• **WHAT THE TASK REQUIRES**
Repeat the listing in full, preserving every character.

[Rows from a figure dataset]
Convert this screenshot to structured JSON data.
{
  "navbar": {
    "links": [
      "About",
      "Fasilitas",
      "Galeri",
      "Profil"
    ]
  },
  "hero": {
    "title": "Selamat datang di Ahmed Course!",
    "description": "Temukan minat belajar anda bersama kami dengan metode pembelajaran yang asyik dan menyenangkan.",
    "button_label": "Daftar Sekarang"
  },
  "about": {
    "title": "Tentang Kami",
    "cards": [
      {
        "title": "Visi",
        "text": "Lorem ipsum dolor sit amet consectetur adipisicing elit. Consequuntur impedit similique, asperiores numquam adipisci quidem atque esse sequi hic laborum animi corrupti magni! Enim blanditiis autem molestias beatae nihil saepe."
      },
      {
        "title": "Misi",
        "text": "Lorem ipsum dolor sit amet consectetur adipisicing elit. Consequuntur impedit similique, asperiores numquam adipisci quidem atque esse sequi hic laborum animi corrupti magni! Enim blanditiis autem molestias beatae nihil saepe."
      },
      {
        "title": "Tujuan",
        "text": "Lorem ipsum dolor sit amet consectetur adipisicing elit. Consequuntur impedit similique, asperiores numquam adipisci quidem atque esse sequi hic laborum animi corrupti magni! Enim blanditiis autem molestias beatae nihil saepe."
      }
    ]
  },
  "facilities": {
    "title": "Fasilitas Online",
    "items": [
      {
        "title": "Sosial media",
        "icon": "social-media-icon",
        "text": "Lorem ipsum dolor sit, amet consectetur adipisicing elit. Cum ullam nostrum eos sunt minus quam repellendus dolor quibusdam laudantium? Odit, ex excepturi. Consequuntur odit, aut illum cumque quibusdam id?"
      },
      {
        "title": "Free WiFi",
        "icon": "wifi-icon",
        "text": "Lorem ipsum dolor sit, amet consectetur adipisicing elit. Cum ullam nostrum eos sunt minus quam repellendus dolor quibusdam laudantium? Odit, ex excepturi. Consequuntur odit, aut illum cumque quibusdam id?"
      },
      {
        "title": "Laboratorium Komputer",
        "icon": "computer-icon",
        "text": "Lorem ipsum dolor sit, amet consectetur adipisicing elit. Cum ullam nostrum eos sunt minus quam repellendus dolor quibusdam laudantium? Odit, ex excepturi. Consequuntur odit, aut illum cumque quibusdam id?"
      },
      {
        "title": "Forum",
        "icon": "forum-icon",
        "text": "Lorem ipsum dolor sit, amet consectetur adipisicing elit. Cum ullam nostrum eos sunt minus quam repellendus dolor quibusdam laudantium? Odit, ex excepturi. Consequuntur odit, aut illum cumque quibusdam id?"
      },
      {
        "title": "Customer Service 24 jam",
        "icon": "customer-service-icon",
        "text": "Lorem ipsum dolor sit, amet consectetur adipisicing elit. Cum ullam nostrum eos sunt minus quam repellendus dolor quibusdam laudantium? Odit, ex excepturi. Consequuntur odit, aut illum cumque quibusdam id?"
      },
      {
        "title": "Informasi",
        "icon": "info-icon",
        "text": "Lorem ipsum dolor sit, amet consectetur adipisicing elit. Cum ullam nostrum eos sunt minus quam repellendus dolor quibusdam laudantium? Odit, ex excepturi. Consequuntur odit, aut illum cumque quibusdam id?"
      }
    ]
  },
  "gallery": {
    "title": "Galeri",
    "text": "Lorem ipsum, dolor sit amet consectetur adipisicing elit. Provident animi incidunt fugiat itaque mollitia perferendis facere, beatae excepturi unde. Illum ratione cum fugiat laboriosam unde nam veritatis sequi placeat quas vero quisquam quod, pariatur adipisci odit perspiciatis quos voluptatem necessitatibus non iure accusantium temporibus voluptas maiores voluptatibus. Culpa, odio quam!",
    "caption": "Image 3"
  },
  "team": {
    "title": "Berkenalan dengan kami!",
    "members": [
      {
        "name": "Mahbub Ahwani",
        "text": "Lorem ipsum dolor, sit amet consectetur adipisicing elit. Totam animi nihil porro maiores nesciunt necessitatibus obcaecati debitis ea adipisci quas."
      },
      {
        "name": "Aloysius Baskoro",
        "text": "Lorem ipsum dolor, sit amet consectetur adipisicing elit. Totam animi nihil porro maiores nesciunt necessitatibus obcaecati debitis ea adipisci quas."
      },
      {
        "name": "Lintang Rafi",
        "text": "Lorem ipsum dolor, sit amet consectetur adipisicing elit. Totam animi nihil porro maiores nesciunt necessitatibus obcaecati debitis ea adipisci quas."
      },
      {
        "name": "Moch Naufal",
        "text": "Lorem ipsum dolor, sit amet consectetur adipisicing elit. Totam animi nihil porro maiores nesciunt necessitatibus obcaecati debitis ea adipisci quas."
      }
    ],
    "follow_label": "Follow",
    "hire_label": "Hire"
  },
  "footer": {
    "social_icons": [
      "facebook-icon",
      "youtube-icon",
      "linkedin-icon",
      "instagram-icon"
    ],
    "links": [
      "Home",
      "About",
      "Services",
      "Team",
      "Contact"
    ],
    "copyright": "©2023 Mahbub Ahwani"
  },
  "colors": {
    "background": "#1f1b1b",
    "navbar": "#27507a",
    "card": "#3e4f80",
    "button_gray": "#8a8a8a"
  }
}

• **EXERCISE SOLUTION**
Convert this screenshot to structured JSON data.
{
  "navbar": {
    "links": [
      "About",
      "Fasilitas",
      "Galeri",
      "Profil"
    ]
  },
  "hero": {
    "title": "Selamat datang di Ahmed Course!",
    "description": "Temukan minat belajar anda bersama kami dengan metode pembelajaran yang asyik dan menyenangkan.",
    "button_label": "Daftar Sekarang"
  },
  "about": {
    "title": "Tentang Kami",
    "cards": [
      {
        "title": "Visi",
        "text": "Lorem ipsum dolor sit amet consectetur adipisicing elit. Consequuntur impedit similique, asperiores numquam adipisci quidem atque esse sequi hic laborum animi corrupti magni! Enim blanditiis autem molestias beatae nihil saepe."
      },
      {
        "title": "Misi",
        "text": "Lorem ipsum dolor sit amet consectetur adipisicing elit. Consequuntur impedit similique, asperiores numquam adipisci quidem atque esse sequi hic laborum animi corrupti magni! Enim blanditiis autem molestias beatae nihil saepe."
      },
      {
        "title": "Tujuan",
        "text": "Lorem ipsum dolor sit amet consectetur adipisicing elit. Consequuntur impedit similique, asperiores numquam adipisci quidem atque esse sequi hic laborum animi corrupti magni! Enim blanditiis autem molestias beatae nihil saepe."
      }
    ]
  },
  "facilities": {
    "title": "Fasilitas Online",
    "items": [
      {
        "title": "Sosial media",
        "icon": "social-media-icon",
        "text": "Lorem ipsum dolor sit, amet consectetur adipisicing elit. Cum ullam nostrum eos sunt minus quam repellendus dolor quibusdam laudantium? Odit, ex excepturi. Consequuntur odit, aut illum cumque quibusdam id?"
      },
      {
        "title": "Free WiFi",
        "icon": "wifi-icon",
        "text": "Lorem ipsum dolor sit, amet consectetur adipisicing elit. Cum ullam nostrum eos sunt minus quam repellendus dolor quibusdam laudantium? Odit, ex excepturi. Consequuntur odit, aut illum cumque quibusdam id?"
      },
      {
        "title": "Laboratorium Komputer",
        "icon": "computer-icon",
        "text": "Lorem ipsum dolor sit, amet consectetur adipisicing elit. Cum ullam nostrum eos sunt minus quam repellendus dolor quibusdam laudantium? Odit, ex excepturi. Consequuntur odit, aut illum cumque quibusdam id?"
      },
      {
        "title": "Forum",
        "icon": "forum-icon",
        "text": "Lorem ipsum dolor sit, amet consectetur adipisicing elit. Cum ullam nostrum eos sunt minus quam repellendus dolor quibusdam laudantium? Odit, ex excepturi. Consequuntur odit, aut illum cumque quibusdam id?"
      },
      {
        "title": "Customer Service 24 jam",
        "icon": "customer-service-icon",
        "text": "Lorem ipsum dolor sit, amet consectetur adipisicing elit. Cum ullam nostrum eos sunt minus quam repellendus dolor quibusdam laudantium? Odit, ex excepturi. Consequuntur odit, aut illum cumque quibusdam id?"
      },
      {
        "title": "Informasi",
        "icon": "info-icon",
        "text": "Lorem ipsum dolor sit, amet consectetur adipisicing elit. Cum ullam nostrum eos sunt minus quam repellendus dolor quibusdam laudantium? Odit, ex excepturi. Consequuntur odit, aut illum cumque quibusdam id?"
      }
    ]
  },
  "gallery": {
    "title": "Galeri",
    "text": "Lorem ipsum, dolor sit amet consectetur adipisicing elit. Provident animi incidunt fugiat itaque mollitia perferendis facere, beatae excepturi unde. Illum ratione cum fugiat laboriosam unde nam veritatis sequi placeat quas vero quisquam quod, pariatur adipisci odit perspiciatis quos voluptatem necessitatibus non iure accusantium temporibus voluptas maiores voluptatibus. Culpa, odio quam!",
    "caption": "Image 3"
  },
  "team": {
    "title": "Berkenalan dengan kami!",
    "members": [
      {
        "name": "Mahbub Ahwani",
        "text": "Lorem ipsum dolor, sit amet consectetur adipisicing elit. Totam animi nihil porro maiores nesciunt necessitatibus obcaecati debitis ea adipisci quas."
      },
      {
        "name": "Aloysius Baskoro",
        "text": "Lorem ipsum dolor, sit amet consectetur adipisicing elit. Totam animi nihil porro maiores nesciunt necessitatibus obcaecati debitis ea adipisci quas."
      },
      {
        "name": "Lintang Rafi",
        "text": "Lorem ipsum dolor, sit amet consectetur adipisicing elit. Totam animi nihil porro maiores nesciunt necessitatibus obcaecati debitis ea adipisci quas."
      },
      {
        "name": "Moch Naufal",
        "text": "Lorem ipsum dolor, sit amet consectetur adipisicing elit. Totam animi nihil porro maiores nesciunt necessitatibus obcaecati debitis ea adipisci quas."
      }
    ],
    "follow_label": "Follow",
    "hire_label": "Hire"
  },
  "footer": {
    "social_icons": [
      "facebook-icon",
      "youtube-icon",
      "linkedin-icon",
      "instagram-icon"
    ],
    "links": [
      "Home",
      "About",
      "Services",
      "Team",
      "Contact"
    ],
    "copyright": "©2023 Mahbub Ahwani"
  },
  "colors": {
    "background": "#1f1b1b",
    "navbar": "#27507a",
    "card": "#3e4f80",
    "button_gray": "#8a8a8a"
  }
}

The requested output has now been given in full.